• [TASK PROMPT]:
Count every line below in which "from" occurs, then give only the count.

• [INPUT FOR THIS TASK]:

=====

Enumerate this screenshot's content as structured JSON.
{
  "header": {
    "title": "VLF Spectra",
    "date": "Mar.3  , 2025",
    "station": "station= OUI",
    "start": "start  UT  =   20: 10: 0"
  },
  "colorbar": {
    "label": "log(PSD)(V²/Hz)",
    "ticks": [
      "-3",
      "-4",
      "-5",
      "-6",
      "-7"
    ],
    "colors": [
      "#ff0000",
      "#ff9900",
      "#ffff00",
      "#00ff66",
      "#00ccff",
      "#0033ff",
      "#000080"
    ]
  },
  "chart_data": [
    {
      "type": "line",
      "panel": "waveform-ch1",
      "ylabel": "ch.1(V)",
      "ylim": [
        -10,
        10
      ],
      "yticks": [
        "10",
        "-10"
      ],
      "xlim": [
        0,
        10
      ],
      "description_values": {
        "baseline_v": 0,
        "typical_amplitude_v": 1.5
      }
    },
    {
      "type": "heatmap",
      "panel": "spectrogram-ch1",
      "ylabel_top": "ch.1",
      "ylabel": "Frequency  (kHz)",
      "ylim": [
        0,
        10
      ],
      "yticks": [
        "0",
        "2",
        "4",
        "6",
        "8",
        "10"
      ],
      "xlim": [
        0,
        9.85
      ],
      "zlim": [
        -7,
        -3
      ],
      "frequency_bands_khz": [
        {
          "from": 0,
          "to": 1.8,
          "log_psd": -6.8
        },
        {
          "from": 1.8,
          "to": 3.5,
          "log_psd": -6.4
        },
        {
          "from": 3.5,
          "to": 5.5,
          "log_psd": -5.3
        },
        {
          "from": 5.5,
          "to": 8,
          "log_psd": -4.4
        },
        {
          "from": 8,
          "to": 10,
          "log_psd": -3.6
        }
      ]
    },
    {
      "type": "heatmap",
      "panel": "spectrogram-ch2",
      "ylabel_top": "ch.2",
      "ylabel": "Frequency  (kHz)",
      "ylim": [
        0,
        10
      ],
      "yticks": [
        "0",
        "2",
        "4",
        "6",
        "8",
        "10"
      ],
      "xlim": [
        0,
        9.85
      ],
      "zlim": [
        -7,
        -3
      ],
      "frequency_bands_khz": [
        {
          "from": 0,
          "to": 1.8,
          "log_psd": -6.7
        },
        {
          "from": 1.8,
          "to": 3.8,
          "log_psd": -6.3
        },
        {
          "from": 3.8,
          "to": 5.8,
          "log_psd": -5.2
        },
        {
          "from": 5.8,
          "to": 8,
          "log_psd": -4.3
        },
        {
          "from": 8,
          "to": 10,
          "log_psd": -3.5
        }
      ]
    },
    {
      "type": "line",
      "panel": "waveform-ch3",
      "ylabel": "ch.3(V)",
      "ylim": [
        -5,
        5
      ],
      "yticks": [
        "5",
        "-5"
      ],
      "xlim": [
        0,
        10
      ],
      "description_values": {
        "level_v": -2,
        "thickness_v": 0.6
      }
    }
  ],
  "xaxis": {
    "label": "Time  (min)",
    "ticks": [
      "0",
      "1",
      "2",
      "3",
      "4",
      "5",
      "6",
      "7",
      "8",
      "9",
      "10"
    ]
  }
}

=====

• [ANSWER FOR THE TASK]:
10